* [Aim of the exercise]:
Without including any pictures, write out the listing below exactly.

* [Material supplied]:

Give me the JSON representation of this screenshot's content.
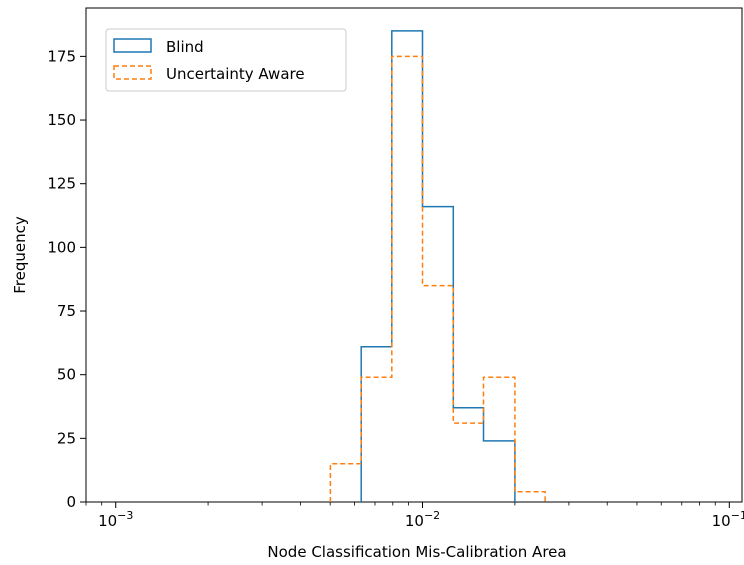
{
  "chart_data": {
    "type": "histogram",
    "xlabel": "Node Classification Mis-Calibration Area",
    "ylabel": "Frequency",
    "x_scale": "log",
    "xlim": [
      0.0008,
      0.11
    ],
    "ylim": [
      0,
      194
    ],
    "grid": false,
    "legend_placement": "top-left",
    "x_ticks": [
      {
        "value": 0.001,
        "base": "10",
        "exp": "−3"
      },
      {
        "value": 0.01,
        "base": "10",
        "exp": "−2"
      },
      {
        "value": 0.1,
        "base": "10",
        "exp": "−1"
      }
    ],
    "y_ticks": [
      0,
      25,
      50,
      75,
      100,
      125,
      150,
      175
    ],
    "series": [
      {
        "name": "Blind",
        "color": "#1f77b4",
        "linestyle": "solid",
        "bin_edges": [
          0.00631,
          0.00794,
          0.01,
          0.0126,
          0.0158,
          0.02
        ],
        "counts": [
          61,
          185,
          116,
          37,
          24
        ]
      },
      {
        "name": "Uncertainty Aware",
        "color": "#ff7f0e",
        "linestyle": "dashed",
        "bin_edges": [
          0.00501,
          0.00631,
          0.00794,
          0.01,
          0.0126,
          0.0158,
          0.02,
          0.0251
        ],
        "counts": [
          15,
          49,
          175,
          85,
          31,
          49,
          4
        ]
      }
    ]
  }
}
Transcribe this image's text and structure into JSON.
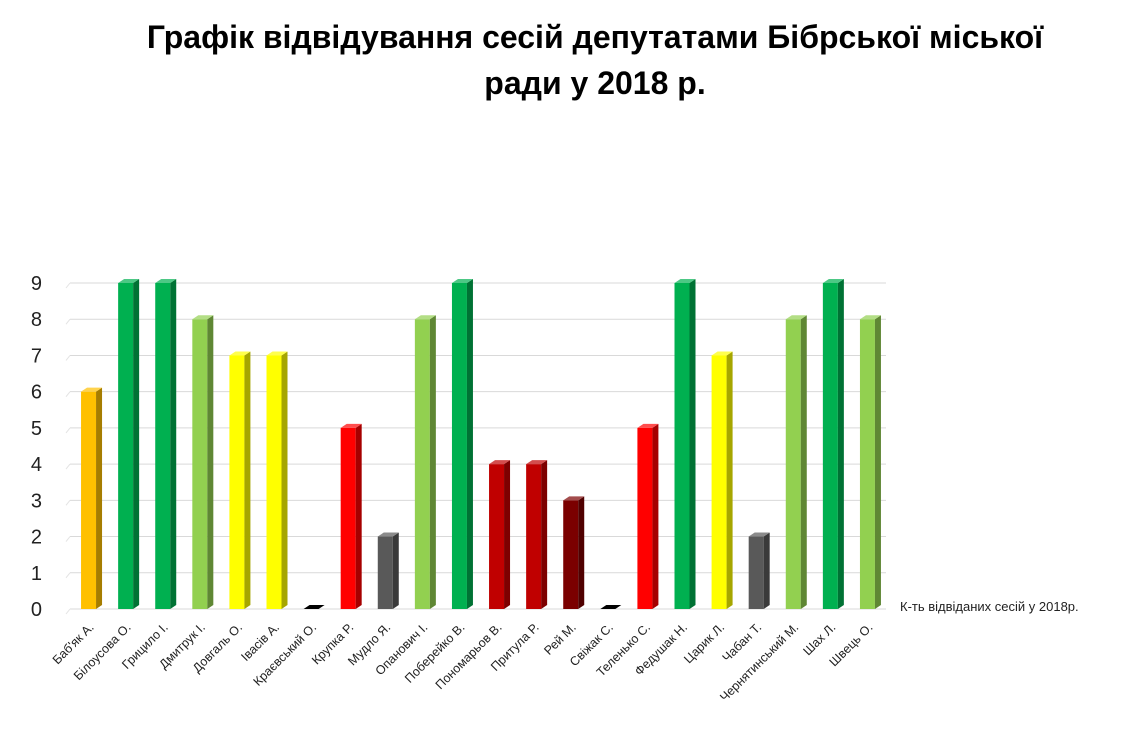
{
  "chart_data": {
    "type": "bar",
    "title": "Графік відвідування сесій депутатами Бібрської міської ради у 2018 р.",
    "xlabel": "",
    "ylabel": "",
    "ylim": [
      0,
      9
    ],
    "yticks": [
      0,
      1,
      2,
      3,
      4,
      5,
      6,
      7,
      8,
      9
    ],
    "grid": true,
    "legend_position": "right",
    "categories": [
      "Баб'як А.",
      "Білоусова О.",
      "Грицило І.",
      "Дмитрук І.",
      "Довгаль О.",
      "Івасів А.",
      "Краєвський О.",
      "Крупка Р.",
      "Мудло Я.",
      "Опанович І.",
      "Поберейко В.",
      "Пономарьов В.",
      "Притула Р.",
      "Рей М.",
      "Свіжак С.",
      "Теленько С.",
      "Федушак Н.",
      "Царик Л.",
      "Чабан Т.",
      "Чернятинський М.",
      "Шах Л.",
      "Швець О."
    ],
    "series": [
      {
        "name": "К-ть відвіданих сесій у 2018р.",
        "values": [
          6,
          9,
          9,
          8,
          7,
          7,
          0,
          5,
          2,
          8,
          9,
          4,
          4,
          3,
          0,
          5,
          9,
          7,
          2,
          8,
          9,
          8
        ]
      }
    ],
    "bar_colors": [
      "#FFC000",
      "#00B050",
      "#00B050",
      "#92D050",
      "#FFFF00",
      "#FFFF00",
      "#000000",
      "#FF0000",
      "#595959",
      "#92D050",
      "#00B050",
      "#C00000",
      "#C00000",
      "#7B0000",
      "#000000",
      "#FF0000",
      "#00B050",
      "#FFFF00",
      "#595959",
      "#92D050",
      "#00B050",
      "#92D050"
    ]
  }
}
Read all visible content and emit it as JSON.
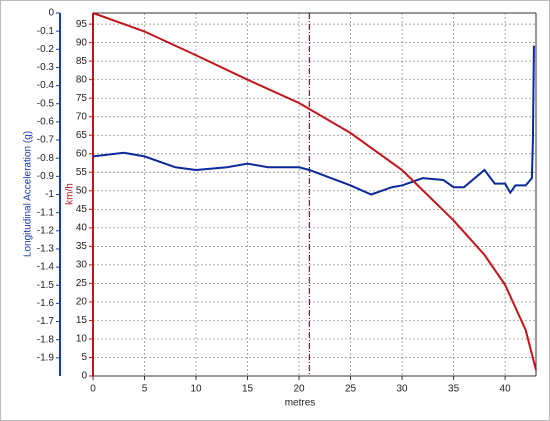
{
  "chart_data": {
    "type": "line",
    "xlabel": "metres",
    "ylabel": "Longitudinal Acceleration (g)",
    "y2label": "km/h",
    "xlim": [
      0,
      43
    ],
    "xticks": [
      0,
      5,
      10,
      15,
      20,
      25,
      30,
      35,
      40
    ],
    "ylim": [
      -2,
      0
    ],
    "yticks": [
      0,
      -0.1,
      -0.2,
      -0.3,
      -0.4,
      -0.5,
      -0.6,
      -0.7,
      -0.8,
      -0.9,
      -1,
      -1.1,
      -1.2,
      -1.3,
      -1.4,
      -1.5,
      -1.6,
      -1.7,
      -1.8,
      -1.9
    ],
    "y2lim": [
      0,
      98
    ],
    "y2ticks": [
      0,
      5,
      10,
      15,
      20,
      25,
      30,
      35,
      40,
      45,
      50,
      55,
      60,
      65,
      70,
      75,
      80,
      85,
      90,
      95
    ],
    "grid": true,
    "cursor_x": 21,
    "series": [
      {
        "color": "#0a2a9c",
        "axis": "y",
        "x": [
          0,
          3,
          5,
          8,
          10,
          13,
          15,
          17,
          20,
          21,
          25,
          27,
          29,
          30,
          32,
          34,
          35,
          36,
          38,
          39,
          40,
          40.5,
          41,
          42,
          42.6,
          42.7,
          42.8
        ],
        "values": [
          -0.79,
          -0.77,
          -0.79,
          -0.85,
          -0.865,
          -0.85,
          -0.83,
          -0.85,
          -0.85,
          -0.865,
          -0.95,
          -1.0,
          -0.96,
          -0.95,
          -0.91,
          -0.92,
          -0.96,
          -0.96,
          -0.865,
          -0.94,
          -0.94,
          -0.99,
          -0.95,
          -0.95,
          -0.91,
          -0.7,
          -0.18
        ]
      },
      {
        "color": "#c0161b",
        "axis": "y2",
        "x": [
          0,
          5,
          10,
          15,
          20,
          25,
          30,
          35,
          38,
          40,
          42,
          43
        ],
        "values": [
          98,
          93,
          86.6,
          80,
          73.7,
          65.6,
          55.6,
          42,
          32.7,
          24.6,
          12.4,
          1.6
        ]
      }
    ]
  }
}
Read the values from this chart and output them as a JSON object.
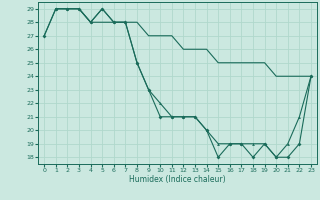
{
  "xlabel": "Humidex (Indice chaleur)",
  "bg_color": "#cbe8e0",
  "grid_color": "#b0d8cc",
  "line_color": "#1a6b5a",
  "xlim": [
    -0.5,
    23.5
  ],
  "ylim": [
    17.5,
    29.5
  ],
  "xticks": [
    0,
    1,
    2,
    3,
    4,
    5,
    6,
    7,
    8,
    9,
    10,
    11,
    12,
    13,
    14,
    15,
    16,
    17,
    18,
    19,
    20,
    21,
    22,
    23
  ],
  "yticks": [
    18,
    19,
    20,
    21,
    22,
    23,
    24,
    25,
    26,
    27,
    28,
    29
  ],
  "line1_x": [
    0,
    1,
    2,
    3,
    4,
    5,
    6,
    7,
    8,
    9,
    10,
    11,
    12,
    13,
    14,
    15,
    16,
    17,
    18,
    19,
    20,
    21,
    22,
    23
  ],
  "line1_y": [
    27,
    29,
    29,
    29,
    28,
    29,
    28,
    28,
    25,
    23,
    21,
    21,
    21,
    21,
    20,
    18,
    19,
    19,
    18,
    19,
    18,
    18,
    19,
    24
  ],
  "line2_x": [
    1,
    2,
    3,
    4,
    5,
    6,
    7,
    8,
    9,
    10,
    11,
    12,
    13,
    14,
    15,
    16,
    17,
    18,
    19,
    20,
    21,
    22,
    23
  ],
  "line2_y": [
    29,
    29,
    29,
    28,
    29,
    28,
    28,
    25,
    23,
    22,
    21,
    21,
    21,
    20,
    19,
    19,
    19,
    19,
    19,
    18,
    19,
    21,
    24
  ],
  "line3_x": [
    0,
    1,
    2,
    3,
    4,
    5,
    6,
    7,
    8,
    9,
    10,
    11,
    12,
    13,
    14,
    15,
    16,
    17,
    18,
    19,
    20,
    21,
    22,
    23
  ],
  "line3_y": [
    27,
    29,
    29,
    29,
    28,
    28,
    28,
    28,
    28,
    27,
    27,
    27,
    26,
    26,
    26,
    25,
    25,
    25,
    25,
    25,
    24,
    24,
    24,
    24
  ]
}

* [Answer to this task]:
Give me the JSON representation of this screenshot's content.
{
  "chart_data": {
    "type": "histogram",
    "xlabel": "Node Classification Mis-Calibration Area",
    "ylabel": "Frequency",
    "x_scale": "log",
    "xlim": [
      0.0008,
      0.11
    ],
    "ylim": [
      0,
      194
    ],
    "grid": false,
    "legend_placement": "top-left",
    "x_ticks": [
      {
        "value": 0.001,
        "base": "10",
        "exp": "−3"
      },
      {
        "value": 0.01,
        "base": "10",
        "exp": "−2"
      },
      {
        "value": 0.1,
        "base": "10",
        "exp": "−1"
      }
    ],
    "y_ticks": [
      0,
      25,
      50,
      75,
      100,
      125,
      150,
      175
    ],
    "series": [
      {
        "name": "Blind",
        "color": "#1f77b4",
        "linestyle": "solid",
        "bin_edges": [
          0.00631,
          0.00794,
          0.01,
          0.0126,
          0.0158,
          0.02
        ],
        "counts": [
          61,
          185,
          116,
          37,
          24
        ]
      },
      {
        "name": "Uncertainty Aware",
        "color": "#ff7f0e",
        "linestyle": "dashed",
        "bin_edges": [
          0.00501,
          0.00631,
          0.00794,
          0.01,
          0.0126,
          0.0158,
          0.02,
          0.0251
        ],
        "counts": [
          15,
          49,
          175,
          85,
          31,
          49,
          4
        ]
      }
    ]
  }
}
Transcribe this image's text and structure into JSON.
{
  "chart_data": {
    "type": "bar",
    "title": "Графік відвідування сесій депутатами Бібрської міської ради у 2018 р.",
    "xlabel": "",
    "ylabel": "",
    "ylim": [
      0,
      9
    ],
    "yticks": [
      0,
      1,
      2,
      3,
      4,
      5,
      6,
      7,
      8,
      9
    ],
    "grid": true,
    "legend_position": "right",
    "categories": [
      "Баб'як А.",
      "Білоусова О.",
      "Грицило І.",
      "Дмитрук І.",
      "Довгаль О.",
      "Івасів А.",
      "Краєвський О.",
      "Крупка Р.",
      "Мудло Я.",
      "Опанович І.",
      "Поберейко В.",
      "Пономарьов В.",
      "Притула Р.",
      "Рей М.",
      "Свіжак С.",
      "Теленько С.",
      "Федушак Н.",
      "Царик Л.",
      "Чабан Т.",
      "Чернятинський М.",
      "Шах Л.",
      "Швець О."
    ],
    "series": [
      {
        "name": "К-ть відвіданих сесій у 2018р.",
        "values": [
          6,
          9,
          9,
          8,
          7,
          7,
          0,
          5,
          2,
          8,
          9,
          4,
          4,
          3,
          0,
          5,
          9,
          7,
          2,
          8,
          9,
          8
        ]
      }
    ],
    "bar_colors": [
      "#FFC000",
      "#00B050",
      "#00B050",
      "#92D050",
      "#FFFF00",
      "#FFFF00",
      "#000000",
      "#FF0000",
      "#595959",
      "#92D050",
      "#00B050",
      "#C00000",
      "#C00000",
      "#7B0000",
      "#000000",
      "#FF0000",
      "#00B050",
      "#FFFF00",
      "#595959",
      "#92D050",
      "#00B050",
      "#92D050"
    ]
  }
}
Read all visible content and emit it as JSON.
{
  "chart_data": {
    "type": "line",
    "xlabel": "metres",
    "ylabel": "Longitudinal Acceleration (g)",
    "y2label": "km/h",
    "xlim": [
      0,
      43
    ],
    "xticks": [
      0,
      5,
      10,
      15,
      20,
      25,
      30,
      35,
      40
    ],
    "ylim": [
      -2,
      0
    ],
    "yticks": [
      0,
      -0.1,
      -0.2,
      -0.3,
      -0.4,
      -0.5,
      -0.6,
      -0.7,
      -0.8,
      -0.9,
      -1,
      -1.1,
      -1.2,
      -1.3,
      -1.4,
      -1.5,
      -1.6,
      -1.7,
      -1.8,
      -1.9
    ],
    "y2lim": [
      0,
      98
    ],
    "y2ticks": [
      0,
      5,
      10,
      15,
      20,
      25,
      30,
      35,
      40,
      45,
      50,
      55,
      60,
      65,
      70,
      75,
      80,
      85,
      90,
      95
    ],
    "grid": true,
    "cursor_x": 21,
    "series": [
      {
        "color": "#0a2a9c",
        "axis": "y",
        "x": [
          0,
          3,
          5,
          8,
          10,
          13,
          15,
          17,
          20,
          21,
          25,
          27,
          29,
          30,
          32,
          34,
          35,
          36,
          38,
          39,
          40,
          40.5,
          41,
          42,
          42.6,
          42.7,
          42.8
        ],
        "values": [
          -0.79,
          -0.77,
          -0.79,
          -0.85,
          -0.865,
          -0.85,
          -0.83,
          -0.85,
          -0.85,
          -0.865,
          -0.95,
          -1.0,
          -0.96,
          -0.95,
          -0.91,
          -0.92,
          -0.96,
          -0.96,
          -0.865,
          -0.94,
          -0.94,
          -0.99,
          -0.95,
          -0.95,
          -0.91,
          -0.7,
          -0.18
        ]
      },
      {
        "color": "#c0161b",
        "axis": "y2",
        "x": [
          0,
          5,
          10,
          15,
          20,
          25,
          30,
          35,
          38,
          40,
          42,
          43
        ],
        "values": [
          98,
          93,
          86.6,
          80,
          73.7,
          65.6,
          55.6,
          42,
          32.7,
          24.6,
          12.4,
          1.6
        ]
      }
    ]
  }
}
Read the values from this chart and output them as a JSON object.
{
  "xlabel": "Humidex (Indice chaleur)",
  "bg_color": "#cbe8e0",
  "grid_color": "#b0d8cc",
  "line_color": "#1a6b5a",
  "xlim": [
    -0.5,
    23.5
  ],
  "ylim": [
    17.5,
    29.5
  ],
  "xticks": [
    0,
    1,
    2,
    3,
    4,
    5,
    6,
    7,
    8,
    9,
    10,
    11,
    12,
    13,
    14,
    15,
    16,
    17,
    18,
    19,
    20,
    21,
    22,
    23
  ],
  "yticks": [
    18,
    19,
    20,
    21,
    22,
    23,
    24,
    25,
    26,
    27,
    28,
    29
  ],
  "line1_x": [
    0,
    1,
    2,
    3,
    4,
    5,
    6,
    7,
    8,
    9,
    10,
    11,
    12,
    13,
    14,
    15,
    16,
    17,
    18,
    19,
    20,
    21,
    22,
    23
  ],
  "line1_y": [
    27,
    29,
    29,
    29,
    28,
    29,
    28,
    28,
    25,
    23,
    21,
    21,
    21,
    21,
    20,
    18,
    19,
    19,
    18,
    19,
    18,
    18,
    19,
    24
  ],
  "line2_x": [
    1,
    2,
    3,
    4,
    5,
    6,
    7,
    8,
    9,
    10,
    11,
    12,
    13,
    14,
    15,
    16,
    17,
    18,
    19,
    20,
    21,
    22,
    23
  ],
  "line2_y": [
    29,
    29,
    29,
    28,
    29,
    28,
    28,
    25,
    23,
    22,
    21,
    21,
    21,
    20,
    19,
    19,
    19,
    19,
    19,
    18,
    19,
    21,
    24
  ],
  "line3_x": [
    0,
    1,
    2,
    3,
    4,
    5,
    6,
    7,
    8,
    9,
    10,
    11,
    12,
    13,
    14,
    15,
    16,
    17,
    18,
    19,
    20,
    21,
    22,
    23
  ],
  "line3_y": [
    27,
    29,
    29,
    29,
    28,
    28,
    28,
    28,
    28,
    27,
    27,
    27,
    26,
    26,
    26,
    25,
    25,
    25,
    25,
    25,
    24,
    24,
    24,
    24
  ]
}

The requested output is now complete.